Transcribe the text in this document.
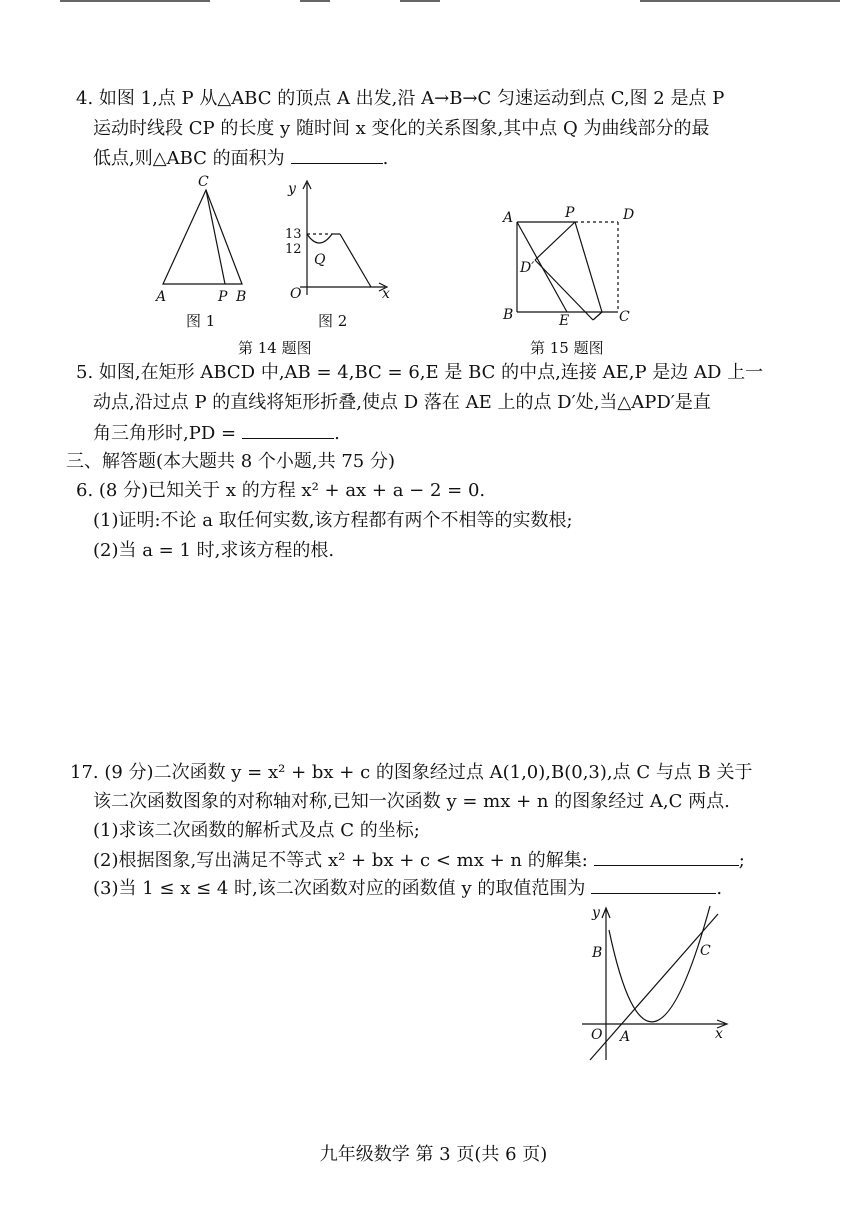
4. 如图 1,点 P 从△ABC 的顶点 A 出发,沿 A→B→C 匀速运动到点 C,图 2 是点 P
运动时线段 CP 的长度 y 随时间 x 变化的关系图象,其中点 Q 为曲线部分的最
低点,则△ABC 的面积为	.
C
A	P B
图 1
y
x
O
13
12
Q
图 2
第 14 题图
A	P	D
D′
B	E	C
第 15 题图
5. 如图,在矩形 ABCD 中,AB = 4,BC = 6,E 是 BC 的中点,连接 AE,P 是边 AD 上一
动点,沿过点 P 的直线将矩形折叠,使点 D 落在 AE 上的点 D′处,当△APD′是直
角三角形时,PD =	.
三、解答题(本大题共 8 个小题,共 75 分)
6. (8 分)已知关于 x 的方程 x² + ax + a − 2 = 0.
(1)证明:不论 a 取任何实数,该方程都有两个不相等的实数根;
(2)当 a = 1 时,求该方程的根.
17. (9 分)二次函数 y = x² + bx + c 的图象经过点 A(1,0),B(0,3),点 C 与点 B 关于
该二次函数图象的对称轴对称,已知一次函数 y = mx + n 的图象经过 A,C 两点.
(1)求该二次函数的解析式及点 C 的坐标;
(2)根据图象,写出满足不等式 x² + bx + c < mx + n 的解集:	;
(3)当 1 ≤ x ≤ 4 时,该二次函数对应的函数值 y 的取值范围为	.
y
x
O A
B	C
九年级数学 第 3 页(共 6 页)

----

● **TASK REQUIREMENTS**
Every record must be copied exactly, with the pictures left out.

● **FULL SOLUTION**
Transcribe the text in this document.
4. 如图 1,点 P 从△ABC 的顶点 A 出发,沿 A→B→C 匀速运动到点 C,图 2 是点 P
运动时线段 CP 的长度 y 随时间 x 变化的关系图象,其中点 Q 为曲线部分的最
低点,则△ABC 的面积为	.
C
A	P B
图 1
y
x
O
13
12
Q
图 2
第 14 题图
A	P	D
D′
B	E	C
第 15 题图
5. 如图,在矩形 ABCD 中,AB = 4,BC = 6,E 是 BC 的中点,连接 AE,P 是边 AD 上一
动点,沿过点 P 的直线将矩形折叠,使点 D 落在 AE 上的点 D′处,当△APD′是直
角三角形时,PD =	.
三、解答题(本大题共 8 个小题,共 75 分)
6. (8 分)已知关于 x 的方程 x² + ax + a − 2 = 0.
(1)证明:不论 a 取任何实数,该方程都有两个不相等的实数根;
(2)当 a = 1 时,求该方程的根.
17. (9 分)二次函数 y = x² + bx + c 的图象经过点 A(1,0),B(0,3),点 C 与点 B 关于
该二次函数图象的对称轴对称,已知一次函数 y = mx + n 的图象经过 A,C 两点.
(1)求该二次函数的解析式及点 C 的坐标;
(2)根据图象,写出满足不等式 x² + bx + c < mx + n 的解集:	;
(3)当 1 ≤ x ≤ 4 时,该二次函数对应的函数值 y 的取值范围为	.
y
x
O A
B	C
九年级数学 第 3 页(共 6 页)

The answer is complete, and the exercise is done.